Your instructions: Copy whichever lines contain the string "place".
---- Extracted entries
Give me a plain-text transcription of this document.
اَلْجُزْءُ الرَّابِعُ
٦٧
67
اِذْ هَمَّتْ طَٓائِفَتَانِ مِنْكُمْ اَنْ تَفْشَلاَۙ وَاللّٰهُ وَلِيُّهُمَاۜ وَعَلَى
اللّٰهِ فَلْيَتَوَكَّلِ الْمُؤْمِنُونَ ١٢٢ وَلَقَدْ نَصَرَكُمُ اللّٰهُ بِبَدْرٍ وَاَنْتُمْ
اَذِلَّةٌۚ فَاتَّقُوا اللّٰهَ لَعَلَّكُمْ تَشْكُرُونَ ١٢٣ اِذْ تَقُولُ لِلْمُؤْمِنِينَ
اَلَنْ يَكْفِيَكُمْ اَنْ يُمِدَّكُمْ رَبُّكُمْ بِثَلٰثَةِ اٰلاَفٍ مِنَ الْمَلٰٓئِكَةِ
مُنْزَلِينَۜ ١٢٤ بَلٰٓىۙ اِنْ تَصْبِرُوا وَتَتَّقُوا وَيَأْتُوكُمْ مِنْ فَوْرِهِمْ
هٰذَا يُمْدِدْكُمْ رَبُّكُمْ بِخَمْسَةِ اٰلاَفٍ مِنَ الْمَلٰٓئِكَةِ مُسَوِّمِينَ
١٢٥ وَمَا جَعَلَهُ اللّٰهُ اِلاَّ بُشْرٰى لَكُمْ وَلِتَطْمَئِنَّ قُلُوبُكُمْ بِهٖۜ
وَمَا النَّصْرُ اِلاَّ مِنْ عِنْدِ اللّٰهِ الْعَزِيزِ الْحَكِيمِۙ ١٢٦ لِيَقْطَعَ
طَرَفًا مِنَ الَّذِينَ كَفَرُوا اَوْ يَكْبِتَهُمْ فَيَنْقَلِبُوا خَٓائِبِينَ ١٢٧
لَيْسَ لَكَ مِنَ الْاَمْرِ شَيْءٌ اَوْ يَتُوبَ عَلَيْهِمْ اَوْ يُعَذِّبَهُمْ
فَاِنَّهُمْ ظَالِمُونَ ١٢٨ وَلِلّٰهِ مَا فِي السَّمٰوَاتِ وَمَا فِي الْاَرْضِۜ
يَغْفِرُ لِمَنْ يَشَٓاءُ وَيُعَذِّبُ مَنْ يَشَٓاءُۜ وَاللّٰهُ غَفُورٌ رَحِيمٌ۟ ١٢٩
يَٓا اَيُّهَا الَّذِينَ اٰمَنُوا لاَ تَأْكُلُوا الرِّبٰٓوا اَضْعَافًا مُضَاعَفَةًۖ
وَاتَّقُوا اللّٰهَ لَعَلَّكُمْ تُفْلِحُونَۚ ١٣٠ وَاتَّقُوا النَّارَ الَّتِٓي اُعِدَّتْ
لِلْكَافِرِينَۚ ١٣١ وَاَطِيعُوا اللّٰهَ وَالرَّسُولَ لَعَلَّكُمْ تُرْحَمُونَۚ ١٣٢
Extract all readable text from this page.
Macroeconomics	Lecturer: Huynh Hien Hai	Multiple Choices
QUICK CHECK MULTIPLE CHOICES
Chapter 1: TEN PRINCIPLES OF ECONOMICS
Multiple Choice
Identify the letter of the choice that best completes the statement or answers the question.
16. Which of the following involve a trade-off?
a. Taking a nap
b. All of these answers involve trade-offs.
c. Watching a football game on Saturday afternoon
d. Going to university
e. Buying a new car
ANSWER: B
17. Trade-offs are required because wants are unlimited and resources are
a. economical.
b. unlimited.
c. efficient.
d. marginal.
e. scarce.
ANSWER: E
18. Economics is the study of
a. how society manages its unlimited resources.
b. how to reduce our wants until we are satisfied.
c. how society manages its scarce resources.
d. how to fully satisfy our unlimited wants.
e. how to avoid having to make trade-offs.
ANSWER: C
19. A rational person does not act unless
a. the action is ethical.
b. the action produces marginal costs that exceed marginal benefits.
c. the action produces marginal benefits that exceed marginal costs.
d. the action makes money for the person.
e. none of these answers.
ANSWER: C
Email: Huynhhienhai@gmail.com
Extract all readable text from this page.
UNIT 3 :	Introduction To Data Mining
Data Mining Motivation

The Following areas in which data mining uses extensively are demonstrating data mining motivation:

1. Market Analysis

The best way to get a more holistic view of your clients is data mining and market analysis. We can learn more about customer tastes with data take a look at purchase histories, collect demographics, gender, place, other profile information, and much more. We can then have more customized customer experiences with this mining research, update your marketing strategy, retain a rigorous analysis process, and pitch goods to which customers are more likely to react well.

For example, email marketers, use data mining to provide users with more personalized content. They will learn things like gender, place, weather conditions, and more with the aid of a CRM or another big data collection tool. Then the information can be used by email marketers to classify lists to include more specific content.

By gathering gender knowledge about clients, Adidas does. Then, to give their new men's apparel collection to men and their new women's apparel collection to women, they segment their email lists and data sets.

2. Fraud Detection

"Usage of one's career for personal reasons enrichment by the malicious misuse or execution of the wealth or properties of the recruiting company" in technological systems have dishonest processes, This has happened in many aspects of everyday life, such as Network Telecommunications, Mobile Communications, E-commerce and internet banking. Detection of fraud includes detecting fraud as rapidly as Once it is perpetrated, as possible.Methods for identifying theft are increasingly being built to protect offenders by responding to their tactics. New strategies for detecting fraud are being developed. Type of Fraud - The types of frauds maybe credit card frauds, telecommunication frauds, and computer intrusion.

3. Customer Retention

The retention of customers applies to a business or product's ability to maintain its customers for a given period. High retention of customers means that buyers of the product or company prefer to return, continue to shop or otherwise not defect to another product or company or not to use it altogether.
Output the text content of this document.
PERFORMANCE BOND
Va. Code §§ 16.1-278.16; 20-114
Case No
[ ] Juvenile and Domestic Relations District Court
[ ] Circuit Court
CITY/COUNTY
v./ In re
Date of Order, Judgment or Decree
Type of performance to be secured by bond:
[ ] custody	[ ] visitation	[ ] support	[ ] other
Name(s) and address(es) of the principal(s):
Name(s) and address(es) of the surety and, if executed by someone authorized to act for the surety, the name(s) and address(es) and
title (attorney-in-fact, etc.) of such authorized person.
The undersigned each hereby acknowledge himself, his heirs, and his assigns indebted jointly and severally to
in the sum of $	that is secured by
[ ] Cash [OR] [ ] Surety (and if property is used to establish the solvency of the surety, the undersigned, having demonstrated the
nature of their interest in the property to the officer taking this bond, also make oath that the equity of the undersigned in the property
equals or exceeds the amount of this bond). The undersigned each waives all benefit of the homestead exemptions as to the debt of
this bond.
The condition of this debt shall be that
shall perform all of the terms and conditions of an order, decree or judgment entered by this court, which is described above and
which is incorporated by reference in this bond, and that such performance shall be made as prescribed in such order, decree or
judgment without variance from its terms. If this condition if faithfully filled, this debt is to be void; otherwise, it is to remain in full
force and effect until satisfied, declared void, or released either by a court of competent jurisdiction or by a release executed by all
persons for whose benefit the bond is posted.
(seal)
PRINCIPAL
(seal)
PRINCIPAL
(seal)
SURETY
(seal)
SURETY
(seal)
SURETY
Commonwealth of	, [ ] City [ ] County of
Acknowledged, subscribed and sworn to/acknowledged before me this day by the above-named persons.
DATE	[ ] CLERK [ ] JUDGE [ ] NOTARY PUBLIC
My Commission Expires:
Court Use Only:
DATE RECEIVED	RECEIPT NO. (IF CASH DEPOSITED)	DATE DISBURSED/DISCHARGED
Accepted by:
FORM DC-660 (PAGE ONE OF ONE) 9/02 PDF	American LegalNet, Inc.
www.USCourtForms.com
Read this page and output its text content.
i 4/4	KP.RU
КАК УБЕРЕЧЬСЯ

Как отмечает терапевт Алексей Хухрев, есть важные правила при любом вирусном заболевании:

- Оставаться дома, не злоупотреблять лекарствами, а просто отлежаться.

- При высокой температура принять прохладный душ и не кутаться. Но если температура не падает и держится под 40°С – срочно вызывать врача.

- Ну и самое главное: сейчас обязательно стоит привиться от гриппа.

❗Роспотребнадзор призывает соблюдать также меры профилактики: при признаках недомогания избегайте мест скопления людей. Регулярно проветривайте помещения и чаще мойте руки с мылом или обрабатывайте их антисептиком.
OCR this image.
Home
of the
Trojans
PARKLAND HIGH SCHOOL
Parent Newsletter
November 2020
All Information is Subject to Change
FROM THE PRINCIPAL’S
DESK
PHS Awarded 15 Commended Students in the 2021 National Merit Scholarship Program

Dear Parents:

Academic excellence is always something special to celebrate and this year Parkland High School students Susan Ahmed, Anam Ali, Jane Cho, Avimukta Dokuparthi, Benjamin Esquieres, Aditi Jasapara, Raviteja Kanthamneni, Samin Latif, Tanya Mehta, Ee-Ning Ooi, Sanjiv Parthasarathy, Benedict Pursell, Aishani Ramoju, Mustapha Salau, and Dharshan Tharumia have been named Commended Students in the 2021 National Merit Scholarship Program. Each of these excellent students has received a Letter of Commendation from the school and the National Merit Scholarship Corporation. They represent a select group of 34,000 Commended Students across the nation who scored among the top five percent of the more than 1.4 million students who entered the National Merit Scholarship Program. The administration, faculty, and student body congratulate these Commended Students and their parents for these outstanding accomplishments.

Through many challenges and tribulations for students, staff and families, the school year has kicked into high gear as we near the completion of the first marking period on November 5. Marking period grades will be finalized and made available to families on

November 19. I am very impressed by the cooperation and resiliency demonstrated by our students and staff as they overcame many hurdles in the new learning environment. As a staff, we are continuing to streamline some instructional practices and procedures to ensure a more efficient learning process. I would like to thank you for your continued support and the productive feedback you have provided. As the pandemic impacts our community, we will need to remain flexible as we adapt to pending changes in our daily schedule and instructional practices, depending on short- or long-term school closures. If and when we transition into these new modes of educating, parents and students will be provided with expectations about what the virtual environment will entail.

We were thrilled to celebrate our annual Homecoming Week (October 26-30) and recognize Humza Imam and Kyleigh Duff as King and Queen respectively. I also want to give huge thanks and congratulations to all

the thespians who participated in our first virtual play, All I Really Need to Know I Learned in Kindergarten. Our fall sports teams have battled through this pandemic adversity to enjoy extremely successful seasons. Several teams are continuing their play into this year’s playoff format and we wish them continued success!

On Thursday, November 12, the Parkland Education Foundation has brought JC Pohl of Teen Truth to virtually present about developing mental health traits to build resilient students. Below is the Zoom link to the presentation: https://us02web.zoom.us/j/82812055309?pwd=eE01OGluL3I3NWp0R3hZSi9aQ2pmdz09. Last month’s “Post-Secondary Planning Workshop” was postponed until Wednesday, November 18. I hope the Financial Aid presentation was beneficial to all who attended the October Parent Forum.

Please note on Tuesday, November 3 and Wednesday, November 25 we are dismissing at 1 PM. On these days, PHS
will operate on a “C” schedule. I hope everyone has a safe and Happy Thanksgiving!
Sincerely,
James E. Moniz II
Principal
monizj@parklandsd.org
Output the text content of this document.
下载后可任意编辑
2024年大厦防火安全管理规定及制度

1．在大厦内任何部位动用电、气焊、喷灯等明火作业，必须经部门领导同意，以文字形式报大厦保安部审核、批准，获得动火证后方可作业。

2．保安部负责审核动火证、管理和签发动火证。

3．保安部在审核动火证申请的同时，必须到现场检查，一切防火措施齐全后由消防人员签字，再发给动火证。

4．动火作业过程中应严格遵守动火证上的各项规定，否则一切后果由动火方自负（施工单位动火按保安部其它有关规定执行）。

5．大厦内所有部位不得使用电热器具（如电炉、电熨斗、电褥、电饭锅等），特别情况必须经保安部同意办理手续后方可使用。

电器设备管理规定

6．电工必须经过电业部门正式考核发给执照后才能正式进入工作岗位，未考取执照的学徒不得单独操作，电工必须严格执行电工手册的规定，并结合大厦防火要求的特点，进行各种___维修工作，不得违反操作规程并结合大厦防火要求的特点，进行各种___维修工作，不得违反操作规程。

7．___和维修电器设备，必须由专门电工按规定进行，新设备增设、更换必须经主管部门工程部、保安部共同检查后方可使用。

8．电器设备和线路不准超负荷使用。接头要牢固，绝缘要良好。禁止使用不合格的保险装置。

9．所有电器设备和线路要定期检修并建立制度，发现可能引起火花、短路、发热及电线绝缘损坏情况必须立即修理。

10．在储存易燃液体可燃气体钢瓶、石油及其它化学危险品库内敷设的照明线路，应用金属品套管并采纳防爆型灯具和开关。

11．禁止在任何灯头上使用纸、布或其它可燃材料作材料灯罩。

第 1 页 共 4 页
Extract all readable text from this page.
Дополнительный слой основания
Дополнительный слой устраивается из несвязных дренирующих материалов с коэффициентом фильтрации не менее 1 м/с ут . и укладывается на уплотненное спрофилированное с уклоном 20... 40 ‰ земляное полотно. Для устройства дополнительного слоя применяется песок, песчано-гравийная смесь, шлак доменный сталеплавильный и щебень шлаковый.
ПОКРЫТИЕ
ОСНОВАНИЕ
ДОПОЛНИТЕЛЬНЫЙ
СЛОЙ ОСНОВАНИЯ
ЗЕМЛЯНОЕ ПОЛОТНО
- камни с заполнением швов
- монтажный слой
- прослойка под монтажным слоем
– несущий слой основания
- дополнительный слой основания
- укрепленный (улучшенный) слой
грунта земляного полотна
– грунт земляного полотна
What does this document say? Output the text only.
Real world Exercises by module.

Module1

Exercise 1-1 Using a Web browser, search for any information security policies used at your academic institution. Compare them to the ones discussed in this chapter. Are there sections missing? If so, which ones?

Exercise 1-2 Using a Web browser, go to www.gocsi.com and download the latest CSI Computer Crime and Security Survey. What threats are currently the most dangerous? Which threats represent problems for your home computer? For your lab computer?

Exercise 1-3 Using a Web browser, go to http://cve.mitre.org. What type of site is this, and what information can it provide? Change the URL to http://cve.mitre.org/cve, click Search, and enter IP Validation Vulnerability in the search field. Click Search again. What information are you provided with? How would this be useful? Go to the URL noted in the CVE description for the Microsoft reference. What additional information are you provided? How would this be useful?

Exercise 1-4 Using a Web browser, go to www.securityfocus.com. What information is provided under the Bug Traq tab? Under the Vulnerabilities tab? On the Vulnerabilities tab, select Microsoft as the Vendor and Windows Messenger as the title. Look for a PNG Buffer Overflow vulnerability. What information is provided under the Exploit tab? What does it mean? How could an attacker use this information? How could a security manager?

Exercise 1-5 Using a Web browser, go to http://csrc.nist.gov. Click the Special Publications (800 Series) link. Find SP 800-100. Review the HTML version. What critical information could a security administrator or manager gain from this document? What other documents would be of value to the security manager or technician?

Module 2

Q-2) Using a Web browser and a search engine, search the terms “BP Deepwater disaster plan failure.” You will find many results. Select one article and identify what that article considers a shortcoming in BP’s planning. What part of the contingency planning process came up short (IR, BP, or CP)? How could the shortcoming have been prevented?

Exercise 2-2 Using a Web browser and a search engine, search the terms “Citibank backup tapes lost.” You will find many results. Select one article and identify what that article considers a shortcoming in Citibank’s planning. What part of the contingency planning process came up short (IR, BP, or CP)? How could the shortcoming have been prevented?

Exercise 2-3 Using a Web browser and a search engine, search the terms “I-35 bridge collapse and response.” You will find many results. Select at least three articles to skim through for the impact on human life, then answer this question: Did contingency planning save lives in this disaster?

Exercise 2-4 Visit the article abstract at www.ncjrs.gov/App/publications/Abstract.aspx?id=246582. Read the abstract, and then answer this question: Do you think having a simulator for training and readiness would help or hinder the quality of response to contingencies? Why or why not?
--------
Response:
The best way to get a more holistic view of your clients is data mining and market analysis. We can learn more about customer tastes with data take a look at purchase histories, collect demographics, gender, place, other profile information, and much more. We can then have more customized customer experiences with this mining research, update your marketing strategy, retain a rigorous analysis process, and pitch goods to which customers are more likely to react well.
For example, email marketers, use data mining to provide users with more personalized content. They will learn things like gender, place, weather conditions, and more with the aid of a CRM or another big data collection tool. Then the information can be used by email marketers to classify lists to include more specific content.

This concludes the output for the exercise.